◆ **Texte retenu**:
○ ○ ○ ○ ○ ○ ○

L’indépendance de la justice tunisienne en danger

L’indépendance de la justice tunisienne en danger

La CIJ et Avocats sans-frontières Belgique expriment leur entier soutien au Conseil de l’ordre des avocats tunisiens.

Cet appel intervient alors que le verdict dans l’affaire opposant des avocats tunisiens à leur barreau pour « grève illicite » doit être rendu le 8 juillet 2003, et alors que doit se tenir l’Assemblée générale du barreau le 6 juillet, l’Observatoire pour la protection des défenseurs des droits de l’Homme (programme conjoint de la FIDH et de l’OMCT).

Par son mode d’élection, mais aussi par son attachement à la défense des libertés individuelles et notamment à la lutte contre les violences policières, la pratique de la torture et les dysfonctionnements du système judiciaire, l’ordre des avocats représente l’un des derniers rares remparts contre l’arbitraire en Tunisie.

Pour cette raison même, nombre d’avocats sont l’objet de pressions multiples (filatures, intimidation de leurs clients et de leurs proches, campagnes de diffamation,…) et d’actes de violence sérieux et répétés.

La procédure intentée contre le Barreau par six avocats proches du parti au pouvoir (le RCD) est une étape cruciale dans cette stratégie répressive, dont une des composantes est l’instrumentalisation de la justice pour sanctionner toutes les personnes qui osent prendre position contre le pouvoir.

○ ○ ○ ○ ○ ○ ○

◆ **Travail demandé**:
a - Recopiez à l'identique et dans son intégralité le texte sur l'indépendance de la justice tunisienne.
b - Dans la liste ci-dessous, transcrivez sans aucune modification le passage qui va de la ligne contenant « account-icon[interactable] bbox=[1360, 66, 1388, 94] » jusqu'à la ligne contenant « footer-label: Extensions & », ces deux lignes comprises, et rien d'autre.

○ ○ ○ ○ ○ ○ ○

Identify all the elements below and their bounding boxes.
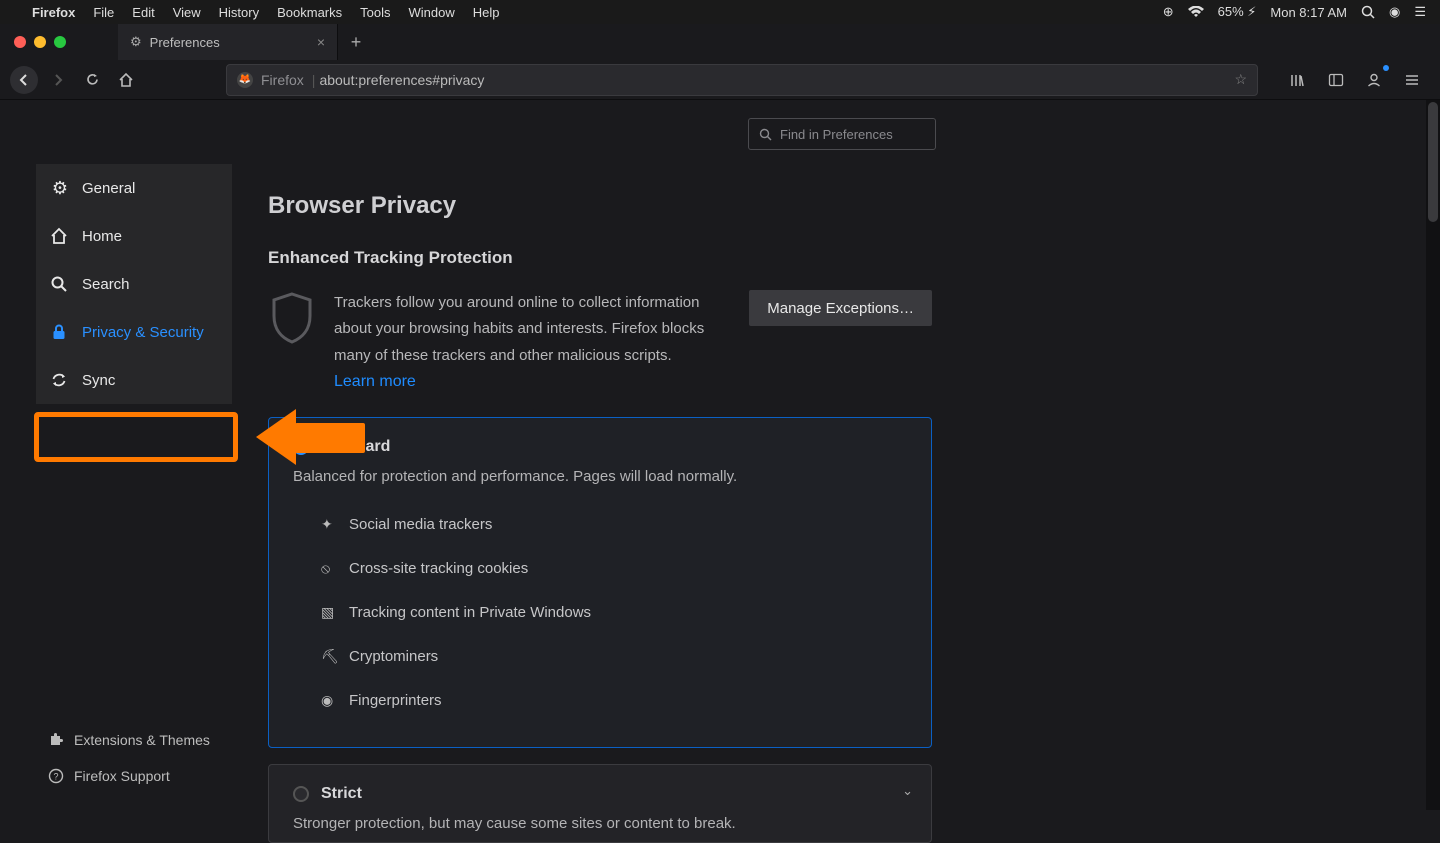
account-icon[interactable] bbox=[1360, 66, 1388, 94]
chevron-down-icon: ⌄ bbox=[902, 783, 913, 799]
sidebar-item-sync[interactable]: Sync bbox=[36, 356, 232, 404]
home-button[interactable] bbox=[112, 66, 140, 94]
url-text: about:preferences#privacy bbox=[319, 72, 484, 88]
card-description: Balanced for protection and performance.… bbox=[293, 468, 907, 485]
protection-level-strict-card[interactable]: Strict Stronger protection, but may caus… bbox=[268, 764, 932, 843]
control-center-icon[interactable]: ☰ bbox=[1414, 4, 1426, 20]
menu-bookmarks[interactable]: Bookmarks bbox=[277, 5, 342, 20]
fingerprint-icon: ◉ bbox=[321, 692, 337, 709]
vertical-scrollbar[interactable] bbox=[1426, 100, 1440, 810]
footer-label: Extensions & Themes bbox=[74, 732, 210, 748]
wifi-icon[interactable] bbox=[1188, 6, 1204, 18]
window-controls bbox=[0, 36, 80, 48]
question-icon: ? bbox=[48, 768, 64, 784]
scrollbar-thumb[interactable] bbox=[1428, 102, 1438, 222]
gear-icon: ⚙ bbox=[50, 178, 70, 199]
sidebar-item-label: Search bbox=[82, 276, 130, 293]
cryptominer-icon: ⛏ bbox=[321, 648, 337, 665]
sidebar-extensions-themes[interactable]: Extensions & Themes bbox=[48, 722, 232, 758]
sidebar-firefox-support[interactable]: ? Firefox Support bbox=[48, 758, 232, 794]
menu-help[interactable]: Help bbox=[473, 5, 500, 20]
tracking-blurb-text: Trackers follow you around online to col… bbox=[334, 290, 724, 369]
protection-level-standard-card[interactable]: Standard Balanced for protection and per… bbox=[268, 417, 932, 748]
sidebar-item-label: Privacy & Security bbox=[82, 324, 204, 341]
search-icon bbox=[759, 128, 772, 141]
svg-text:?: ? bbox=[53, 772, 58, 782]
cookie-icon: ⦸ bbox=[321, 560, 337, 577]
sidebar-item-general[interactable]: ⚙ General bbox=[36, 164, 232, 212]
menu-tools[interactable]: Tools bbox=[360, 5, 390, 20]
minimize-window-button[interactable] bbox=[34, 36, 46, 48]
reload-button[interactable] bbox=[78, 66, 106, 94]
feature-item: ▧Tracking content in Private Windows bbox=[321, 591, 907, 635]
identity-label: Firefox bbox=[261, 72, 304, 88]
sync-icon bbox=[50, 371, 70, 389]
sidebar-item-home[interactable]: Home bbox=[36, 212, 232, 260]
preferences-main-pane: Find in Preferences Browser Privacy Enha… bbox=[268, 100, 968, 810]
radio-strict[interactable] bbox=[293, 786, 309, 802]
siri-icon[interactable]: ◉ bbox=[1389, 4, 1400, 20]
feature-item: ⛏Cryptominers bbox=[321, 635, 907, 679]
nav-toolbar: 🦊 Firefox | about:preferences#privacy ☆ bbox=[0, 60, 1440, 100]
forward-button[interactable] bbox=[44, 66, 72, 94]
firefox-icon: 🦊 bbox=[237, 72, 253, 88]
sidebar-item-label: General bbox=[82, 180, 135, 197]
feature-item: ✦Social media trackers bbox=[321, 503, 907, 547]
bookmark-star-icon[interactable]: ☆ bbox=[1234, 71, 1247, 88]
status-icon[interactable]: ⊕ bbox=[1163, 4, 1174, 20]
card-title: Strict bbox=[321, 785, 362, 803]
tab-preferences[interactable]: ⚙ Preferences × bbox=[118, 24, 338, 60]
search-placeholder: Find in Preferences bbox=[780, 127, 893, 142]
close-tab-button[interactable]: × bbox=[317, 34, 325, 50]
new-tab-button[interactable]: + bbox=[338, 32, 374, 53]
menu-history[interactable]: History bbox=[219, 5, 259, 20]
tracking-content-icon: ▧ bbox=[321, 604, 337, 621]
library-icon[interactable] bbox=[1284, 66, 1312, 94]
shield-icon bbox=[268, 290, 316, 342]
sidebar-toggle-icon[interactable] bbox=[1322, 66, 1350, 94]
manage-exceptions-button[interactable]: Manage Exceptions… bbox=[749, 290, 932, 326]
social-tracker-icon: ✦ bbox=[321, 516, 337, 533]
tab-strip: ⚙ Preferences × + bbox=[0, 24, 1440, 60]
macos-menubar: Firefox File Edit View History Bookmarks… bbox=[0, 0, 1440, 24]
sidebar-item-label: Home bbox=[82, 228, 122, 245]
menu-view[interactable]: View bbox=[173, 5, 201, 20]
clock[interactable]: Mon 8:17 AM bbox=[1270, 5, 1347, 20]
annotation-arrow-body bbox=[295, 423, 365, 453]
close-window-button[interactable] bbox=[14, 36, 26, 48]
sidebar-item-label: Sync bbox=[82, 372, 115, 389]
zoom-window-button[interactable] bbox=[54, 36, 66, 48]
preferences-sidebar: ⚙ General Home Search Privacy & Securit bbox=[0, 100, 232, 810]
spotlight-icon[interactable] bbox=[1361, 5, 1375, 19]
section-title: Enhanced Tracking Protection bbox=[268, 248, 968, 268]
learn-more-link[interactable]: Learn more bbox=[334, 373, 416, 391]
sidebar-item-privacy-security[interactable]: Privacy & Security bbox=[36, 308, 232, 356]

○ ○ ○ ○ ○ ○ ○

◆ **Résultats attendus**:
a -
L’indépendance de la justice tunisienne en danger

L’indépendance de la justice tunisienne en danger

La CIJ et Avocats sans-frontières Belgique expriment leur entier soutien au Conseil de l’ordre des avocats tunisiens.

Cet appel intervient alors que le verdict dans l’affaire opposant des avocats tunisiens à leur barreau pour « grève illicite » doit être rendu le 8 juillet 2003, et alors que doit se tenir l’Assemblée générale du barreau le 6 juillet, l’Observatoire pour la protection des défenseurs des droits de l’Homme (programme conjoint de la FIDH et de l’OMCT).

Par son mode d’élection, mais aussi par son attachement à la défense des libertés individuelles et notamment à la lutte contre les violences policières, la pratique de la torture et les dysfonctionnements du système judiciaire, l’ordre des avocats représente l’un des derniers rares remparts contre l’arbitraire en Tunisie.

Pour cette raison même, nombre d’avocats sont l’objet de pressions multiples (filatures, intimidation de leurs clients et de leurs proches, campagnes de diffamation,…) et d’actes de violence sérieux et répétés.

La procédure intentée contre le Barreau par six avocats proches du parti au pouvoir (le RCD) est une étape cruciale dans cette stratégie répressive, dont une des composantes est l’instrumentalisation de la justice pour sanctionner toutes les personnes qui osent prendre position contre le pouvoir.

b -
account-icon[interactable] bbox=[1360, 66, 1388, 94]
chevron-down-icon: ⌄ bbox=[902, 783, 913, 799]
sidebar-item-sync[interactable]: Sync bbox=[36, 356, 232, 404]
home-button[interactable] bbox=[112, 66, 140, 94]
url-text: about:preferences#privacy bbox=[319, 72, 484, 88]
card-description: Balanced for protection and performance.… bbox=[293, 468, 907, 485]
protection-level-strict-card[interactable]: Strict Stronger protection, but may caus… bbox=[268, 764, 932, 843]
control-center-icon[interactable]: ☰ bbox=[1414, 4, 1426, 20]
menu-bookmarks[interactable]: Bookmarks bbox=[277, 5, 342, 20]
fingerprint-icon: ◉ bbox=[321, 692, 337, 709]
vertical-scrollbar[interactable] bbox=[1426, 100, 1440, 810]
footer-label: Extensions & Themes bbox=[74, 732, 210, 748]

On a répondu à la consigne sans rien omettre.